-- begin --
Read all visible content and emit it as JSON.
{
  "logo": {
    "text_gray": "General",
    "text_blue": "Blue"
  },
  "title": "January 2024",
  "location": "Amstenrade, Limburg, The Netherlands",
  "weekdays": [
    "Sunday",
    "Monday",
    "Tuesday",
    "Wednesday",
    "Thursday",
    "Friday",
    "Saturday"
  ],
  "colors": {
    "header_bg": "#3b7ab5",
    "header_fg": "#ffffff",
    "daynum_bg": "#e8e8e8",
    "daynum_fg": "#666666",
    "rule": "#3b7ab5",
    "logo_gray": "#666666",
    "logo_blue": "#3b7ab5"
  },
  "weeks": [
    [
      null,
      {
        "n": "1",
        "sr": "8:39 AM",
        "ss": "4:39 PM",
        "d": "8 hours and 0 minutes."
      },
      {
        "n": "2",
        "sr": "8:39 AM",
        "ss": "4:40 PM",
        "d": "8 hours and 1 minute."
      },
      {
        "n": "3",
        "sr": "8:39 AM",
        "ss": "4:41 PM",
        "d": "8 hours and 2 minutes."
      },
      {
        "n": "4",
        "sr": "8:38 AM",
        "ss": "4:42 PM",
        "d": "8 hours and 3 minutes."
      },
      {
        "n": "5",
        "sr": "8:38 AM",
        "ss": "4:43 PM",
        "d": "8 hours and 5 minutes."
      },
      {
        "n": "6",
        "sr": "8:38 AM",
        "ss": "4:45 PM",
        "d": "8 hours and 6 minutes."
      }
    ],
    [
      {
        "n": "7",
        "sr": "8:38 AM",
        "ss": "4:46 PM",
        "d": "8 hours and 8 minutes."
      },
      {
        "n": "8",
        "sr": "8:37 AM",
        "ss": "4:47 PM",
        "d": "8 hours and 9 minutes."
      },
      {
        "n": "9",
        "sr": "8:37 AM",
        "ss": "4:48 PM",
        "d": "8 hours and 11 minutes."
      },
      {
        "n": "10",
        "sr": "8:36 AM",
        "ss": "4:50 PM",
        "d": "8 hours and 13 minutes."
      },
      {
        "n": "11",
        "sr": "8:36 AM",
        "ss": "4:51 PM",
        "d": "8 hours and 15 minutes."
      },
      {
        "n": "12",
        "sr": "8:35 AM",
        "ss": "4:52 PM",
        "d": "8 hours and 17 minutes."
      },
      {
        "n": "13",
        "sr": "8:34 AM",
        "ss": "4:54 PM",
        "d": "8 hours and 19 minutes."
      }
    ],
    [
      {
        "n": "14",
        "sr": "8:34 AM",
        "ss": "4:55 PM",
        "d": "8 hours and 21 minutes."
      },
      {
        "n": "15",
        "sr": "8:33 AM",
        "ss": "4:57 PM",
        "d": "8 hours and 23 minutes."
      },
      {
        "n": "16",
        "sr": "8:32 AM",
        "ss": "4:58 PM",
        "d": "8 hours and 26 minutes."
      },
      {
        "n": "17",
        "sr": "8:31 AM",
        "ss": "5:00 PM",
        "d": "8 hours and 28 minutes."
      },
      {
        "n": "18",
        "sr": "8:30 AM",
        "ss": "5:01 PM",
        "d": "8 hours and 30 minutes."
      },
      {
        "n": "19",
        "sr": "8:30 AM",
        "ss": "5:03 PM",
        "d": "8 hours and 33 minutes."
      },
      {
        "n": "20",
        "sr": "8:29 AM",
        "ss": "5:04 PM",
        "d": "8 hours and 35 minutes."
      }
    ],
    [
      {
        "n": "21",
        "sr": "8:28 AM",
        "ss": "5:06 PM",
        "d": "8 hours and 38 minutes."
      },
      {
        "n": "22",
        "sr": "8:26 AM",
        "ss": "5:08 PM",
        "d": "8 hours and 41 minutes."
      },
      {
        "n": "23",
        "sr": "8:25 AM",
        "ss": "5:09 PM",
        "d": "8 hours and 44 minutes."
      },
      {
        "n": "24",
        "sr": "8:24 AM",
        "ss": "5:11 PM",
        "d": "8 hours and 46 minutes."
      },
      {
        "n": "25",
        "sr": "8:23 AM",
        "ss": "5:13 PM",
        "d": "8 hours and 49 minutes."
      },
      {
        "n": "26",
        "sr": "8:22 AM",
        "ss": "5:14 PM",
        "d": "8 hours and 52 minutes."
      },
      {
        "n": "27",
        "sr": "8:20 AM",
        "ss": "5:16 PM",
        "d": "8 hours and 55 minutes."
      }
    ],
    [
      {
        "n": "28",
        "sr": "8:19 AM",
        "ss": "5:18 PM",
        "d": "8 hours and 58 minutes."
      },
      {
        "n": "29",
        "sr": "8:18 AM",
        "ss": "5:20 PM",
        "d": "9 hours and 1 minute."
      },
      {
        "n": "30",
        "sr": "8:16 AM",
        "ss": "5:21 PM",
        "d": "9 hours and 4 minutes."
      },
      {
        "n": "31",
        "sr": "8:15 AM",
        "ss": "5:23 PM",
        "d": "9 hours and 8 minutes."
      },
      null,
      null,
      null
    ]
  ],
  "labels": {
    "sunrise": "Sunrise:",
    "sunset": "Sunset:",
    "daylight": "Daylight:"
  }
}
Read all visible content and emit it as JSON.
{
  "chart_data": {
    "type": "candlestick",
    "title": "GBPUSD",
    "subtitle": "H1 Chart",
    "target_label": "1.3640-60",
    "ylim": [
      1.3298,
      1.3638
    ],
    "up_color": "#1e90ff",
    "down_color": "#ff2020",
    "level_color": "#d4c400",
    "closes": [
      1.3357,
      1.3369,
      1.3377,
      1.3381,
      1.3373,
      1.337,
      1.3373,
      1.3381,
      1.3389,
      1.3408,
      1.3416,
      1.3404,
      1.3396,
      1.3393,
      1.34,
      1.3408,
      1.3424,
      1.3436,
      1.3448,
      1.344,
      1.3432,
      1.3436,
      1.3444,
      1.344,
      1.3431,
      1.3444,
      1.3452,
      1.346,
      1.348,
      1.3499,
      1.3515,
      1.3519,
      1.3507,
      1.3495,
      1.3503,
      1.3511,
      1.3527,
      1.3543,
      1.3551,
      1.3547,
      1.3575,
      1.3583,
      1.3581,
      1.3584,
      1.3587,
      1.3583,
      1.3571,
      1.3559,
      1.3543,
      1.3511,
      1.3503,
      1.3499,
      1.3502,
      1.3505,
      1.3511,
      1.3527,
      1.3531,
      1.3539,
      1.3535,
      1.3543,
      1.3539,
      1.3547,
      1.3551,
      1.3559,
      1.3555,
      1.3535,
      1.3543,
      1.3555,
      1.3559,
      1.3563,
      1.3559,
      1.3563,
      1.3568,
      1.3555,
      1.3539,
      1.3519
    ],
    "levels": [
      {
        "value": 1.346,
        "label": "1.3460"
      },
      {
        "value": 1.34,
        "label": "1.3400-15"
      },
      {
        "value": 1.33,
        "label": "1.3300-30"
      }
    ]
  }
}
-- end --
The request:
Return each line of the records above exactly as it reads.

Answer:
Read all visible content and emit it as JSON.
{
  "logo": {
    "text_gray": "General",
    "text_blue": "Blue"
  },
  "title": "January 2024",
  "location": "Amstenrade, Limburg, The Netherlands",
  "weekdays": [
    "Sunday",
    "Monday",
    "Tuesday",
    "Wednesday",
    "Thursday",
    "Friday",
    "Saturday"
  ],
  "colors": {
    "header_bg": "#3b7ab5",
    "header_fg": "#ffffff",
    "daynum_bg": "#e8e8e8",
    "daynum_fg": "#666666",
    "rule": "#3b7ab5",
    "logo_gray": "#666666",
    "logo_blue": "#3b7ab5"
  },
  "weeks": [
    [
      null,
      {
        "n": "1",
        "sr": "8:39 AM",
        "ss": "4:39 PM",
        "d": "8 hours and 0 minutes."
      },
      {
        "n": "2",
        "sr": "8:39 AM",
        "ss": "4:40 PM",
        "d": "8 hours and 1 minute."
      },
      {
        "n": "3",
        "sr": "8:39 AM",
        "ss": "4:41 PM",
        "d": "8 hours and 2 minutes."
      },
      {
        "n": "4",
        "sr": "8:38 AM",
        "ss": "4:42 PM",
        "d": "8 hours and 3 minutes."
      },
      {
        "n": "5",
        "sr": "8:38 AM",
        "ss": "4:43 PM",
        "d": "8 hours and 5 minutes."
      },
      {
        "n": "6",
        "sr": "8:38 AM",
        "ss": "4:45 PM",
        "d": "8 hours and 6 minutes."
      }
    ],
    [
      {
        "n": "7",
        "sr": "8:38 AM",
        "ss": "4:46 PM",
        "d": "8 hours and 8 minutes."
      },
      {
        "n": "8",
        "sr": "8:37 AM",
        "ss": "4:47 PM",
        "d": "8 hours and 9 minutes."
      },
      {
        "n": "9",
        "sr": "8:37 AM",
        "ss": "4:48 PM",
        "d": "8 hours and 11 minutes."
      },
      {
        "n": "10",
        "sr": "8:36 AM",
        "ss": "4:50 PM",
        "d": "8 hours and 13 minutes."
      },
      {
        "n": "11",
        "sr": "8:36 AM",
        "ss": "4:51 PM",
        "d": "8 hours and 15 minutes."
      },
      {
        "n": "12",
        "sr": "8:35 AM",
        "ss": "4:52 PM",
        "d": "8 hours and 17 minutes."
      },
      {
        "n": "13",
        "sr": "8:34 AM",
        "ss": "4:54 PM",
        "d": "8 hours and 19 minutes."
      }
    ],
    [
      {
        "n": "14",
        "sr": "8:34 AM",
        "ss": "4:55 PM",
        "d": "8 hours and 21 minutes."
      },
      {
        "n": "15",
        "sr": "8:33 AM",
        "ss": "4:57 PM",
        "d": "8 hours and 23 minutes."
      },
      {
        "n": "16",
        "sr": "8:32 AM",
        "ss": "4:58 PM",
        "d": "8 hours and 26 minutes."
      },
      {
        "n": "17",
        "sr": "8:31 AM",
        "ss": "5:00 PM",
        "d": "8 hours and 28 minutes."
      },
      {
        "n": "18",
        "sr": "8:30 AM",
        "ss": "5:01 PM",
        "d": "8 hours and 30 minutes."
      },
      {
        "n": "19",
        "sr": "8:30 AM",
        "ss": "5:03 PM",
        "d": "8 hours and 33 minutes."
      },
      {
        "n": "20",
        "sr": "8:29 AM",
        "ss": "5:04 PM",
        "d": "8 hours and 35 minutes."
      }
    ],
    [
      {
        "n": "21",
        "sr": "8:28 AM",
        "ss": "5:06 PM",
        "d": "8 hours and 38 minutes."
      },
      {
        "n": "22",
        "sr": "8:26 AM",
        "ss": "5:08 PM",
        "d": "8 hours and 41 minutes."
      },
      {
        "n": "23",
        "sr": "8:25 AM",
        "ss": "5:09 PM",
        "d": "8 hours and 44 minutes."
      },
      {
        "n": "24",
        "sr": "8:24 AM",
        "ss": "5:11 PM",
        "d": "8 hours and 46 minutes."
      },
      {
        "n": "25",
        "sr": "8:23 AM",
        "ss": "5:13 PM",
        "d": "8 hours and 49 minutes."
      },
      {
        "n": "26",
        "sr": "8:22 AM",
        "ss": "5:14 PM",
        "d": "8 hours and 52 minutes."
      },
      {
        "n": "27",
        "sr": "8:20 AM",
        "ss": "5:16 PM",
        "d": "8 hours and 55 minutes."
      }
    ],
    [
      {
        "n": "28",
        "sr": "8:19 AM",
        "ss": "5:18 PM",
        "d": "8 hours and 58 minutes."
      },
      {
        "n": "29",
        "sr": "8:18 AM",
        "ss": "5:20 PM",
        "d": "9 hours and 1 minute."
      },
      {
        "n": "30",
        "sr": "8:16 AM",
        "ss": "5:21 PM",
        "d": "9 hours and 4 minutes."
      },
      {
        "n": "31",
        "sr": "8:15 AM",
        "ss": "5:23 PM",
        "d": "9 hours and 8 minutes."
      },
      null,
      null,
      null
    ]
  ],
  "labels": {
    "sunrise": "Sunrise:",
    "sunset": "Sunset:",
    "daylight": "Daylight:"
  }
}
Read all visible content and emit it as JSON.
{
  "chart_data": {
    "type": "candlestick",
    "title": "GBPUSD",
    "subtitle": "H1 Chart",
    "target_label": "1.3640-60",
    "ylim": [
      1.3298,
      1.3638
    ],
    "up_color": "#1e90ff",
    "down_color": "#ff2020",
    "level_color": "#d4c400",
    "closes": [
      1.3357,
      1.3369,
      1.3377,
      1.3381,
      1.3373,
      1.337,
      1.3373,
      1.3381,
      1.3389,
      1.3408,
      1.3416,
      1.3404,
      1.3396,
      1.3393,
      1.34,
      1.3408,
      1.3424,
      1.3436,
      1.3448,
      1.344,
      1.3432,
      1.3436,
      1.3444,
      1.344,
      1.3431,
      1.3444,
      1.3452,
      1.346,
      1.348,
      1.3499,
      1.3515,
      1.3519,
      1.3507,
      1.3495,
      1.3503,
      1.3511,
      1.3527,
      1.3543,
      1.3551,
      1.3547,
      1.3575,
      1.3583,
      1.3581,
      1.3584,
      1.3587,
      1.3583,
      1.3571,
      1.3559,
      1.3543,
      1.3511,
      1.3503,
      1.3499,
      1.3502,
      1.3505,
      1.3511,
      1.3527,
      1.3531,
      1.3539,
      1.3535,
      1.3543,
      1.3539,
      1.3547,
      1.3551,
      1.3559,
      1.3555,
      1.3535,
      1.3543,
      1.3555,
      1.3559,
      1.3563,
      1.3559,
      1.3563,
      1.3568,
      1.3555,
      1.3539,
      1.3519
    ],
    "levels": [
      {
        "value": 1.346,
        "label": "1.3460"
      },
      {
        "value": 1.34,
        "label": "1.3400-15"
      },
      {
        "value": 1.33,
        "label": "1.3300-30"
      }
    ]
  }
}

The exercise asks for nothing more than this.